Entries taken from a collection:

┄┄┄┄┄┄┄┄┄┄┄┄┄┄┄┄┄┄┄┄

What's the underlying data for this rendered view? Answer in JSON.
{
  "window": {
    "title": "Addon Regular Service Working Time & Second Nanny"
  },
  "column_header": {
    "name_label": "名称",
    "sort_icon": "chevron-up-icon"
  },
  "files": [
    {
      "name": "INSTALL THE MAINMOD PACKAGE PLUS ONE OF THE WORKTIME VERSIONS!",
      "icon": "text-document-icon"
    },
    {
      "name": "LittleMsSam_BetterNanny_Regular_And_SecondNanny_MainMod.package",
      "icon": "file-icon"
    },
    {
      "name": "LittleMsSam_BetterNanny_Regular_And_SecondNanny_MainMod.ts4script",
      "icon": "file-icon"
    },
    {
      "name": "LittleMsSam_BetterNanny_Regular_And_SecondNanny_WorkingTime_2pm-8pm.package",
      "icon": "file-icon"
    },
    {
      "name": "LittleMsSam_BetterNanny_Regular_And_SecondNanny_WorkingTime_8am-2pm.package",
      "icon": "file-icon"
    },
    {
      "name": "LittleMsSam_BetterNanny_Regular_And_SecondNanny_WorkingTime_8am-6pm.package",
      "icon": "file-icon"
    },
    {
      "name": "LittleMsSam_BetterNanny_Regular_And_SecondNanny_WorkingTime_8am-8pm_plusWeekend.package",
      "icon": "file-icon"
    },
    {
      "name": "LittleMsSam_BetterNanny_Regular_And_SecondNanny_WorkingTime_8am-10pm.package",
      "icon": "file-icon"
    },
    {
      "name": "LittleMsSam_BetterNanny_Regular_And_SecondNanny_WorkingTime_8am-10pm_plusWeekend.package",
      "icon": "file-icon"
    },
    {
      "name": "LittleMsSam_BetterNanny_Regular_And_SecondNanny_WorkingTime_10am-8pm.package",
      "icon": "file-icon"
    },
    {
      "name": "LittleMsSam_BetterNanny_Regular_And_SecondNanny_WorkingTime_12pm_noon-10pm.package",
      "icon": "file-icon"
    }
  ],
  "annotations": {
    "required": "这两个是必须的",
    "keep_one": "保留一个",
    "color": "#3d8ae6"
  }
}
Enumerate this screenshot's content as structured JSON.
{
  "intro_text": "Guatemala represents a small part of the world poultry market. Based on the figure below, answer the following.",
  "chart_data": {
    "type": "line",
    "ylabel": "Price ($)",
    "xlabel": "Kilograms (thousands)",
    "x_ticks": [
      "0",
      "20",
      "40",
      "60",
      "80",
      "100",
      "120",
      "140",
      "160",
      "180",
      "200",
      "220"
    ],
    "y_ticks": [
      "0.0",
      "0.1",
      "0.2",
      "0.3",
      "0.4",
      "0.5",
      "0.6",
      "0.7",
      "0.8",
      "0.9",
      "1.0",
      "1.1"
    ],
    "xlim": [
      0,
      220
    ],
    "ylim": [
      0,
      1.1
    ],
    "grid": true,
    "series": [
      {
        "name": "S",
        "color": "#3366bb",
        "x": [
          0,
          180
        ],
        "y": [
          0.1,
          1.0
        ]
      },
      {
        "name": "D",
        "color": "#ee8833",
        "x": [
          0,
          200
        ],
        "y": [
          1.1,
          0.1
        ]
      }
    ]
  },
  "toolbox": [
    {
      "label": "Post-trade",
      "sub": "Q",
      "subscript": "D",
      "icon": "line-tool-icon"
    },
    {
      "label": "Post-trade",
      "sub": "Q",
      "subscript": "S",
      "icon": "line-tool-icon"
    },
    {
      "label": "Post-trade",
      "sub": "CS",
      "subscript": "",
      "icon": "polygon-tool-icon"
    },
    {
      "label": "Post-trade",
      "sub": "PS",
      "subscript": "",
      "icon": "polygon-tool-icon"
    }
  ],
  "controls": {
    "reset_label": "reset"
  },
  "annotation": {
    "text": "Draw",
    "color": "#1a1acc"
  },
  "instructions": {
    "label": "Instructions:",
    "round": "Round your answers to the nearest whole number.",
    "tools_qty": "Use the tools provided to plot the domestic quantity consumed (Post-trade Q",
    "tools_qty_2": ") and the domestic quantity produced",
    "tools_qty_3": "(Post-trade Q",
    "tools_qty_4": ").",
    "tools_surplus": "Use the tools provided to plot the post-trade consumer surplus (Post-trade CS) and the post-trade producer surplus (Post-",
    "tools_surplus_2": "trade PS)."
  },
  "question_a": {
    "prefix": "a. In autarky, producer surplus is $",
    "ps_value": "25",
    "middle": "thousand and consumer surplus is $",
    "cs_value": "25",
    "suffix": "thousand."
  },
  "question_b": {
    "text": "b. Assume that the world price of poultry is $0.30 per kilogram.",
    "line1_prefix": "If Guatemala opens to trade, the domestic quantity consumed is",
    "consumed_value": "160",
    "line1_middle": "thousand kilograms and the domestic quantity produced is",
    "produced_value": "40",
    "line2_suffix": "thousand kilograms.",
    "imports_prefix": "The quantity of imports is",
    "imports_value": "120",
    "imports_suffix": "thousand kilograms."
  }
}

┄┄┄┄┄┄┄┄┄┄┄┄┄┄┄┄┄┄┄┄

Your task :: Find "quantity". Copy every line it occurs in.

Task response ::
    "tools_qty": "Use the tools provided to plot the domestic quantity consumed (Post-trade Q",
    "tools_qty_2": ") and the domestic quantity produced",
    "line1_prefix": "If Guatemala opens to trade, the domestic quantity consumed is",
    "line1_middle": "thousand kilograms and the domestic quantity produced is",
    "imports_prefix": "The quantity of imports is",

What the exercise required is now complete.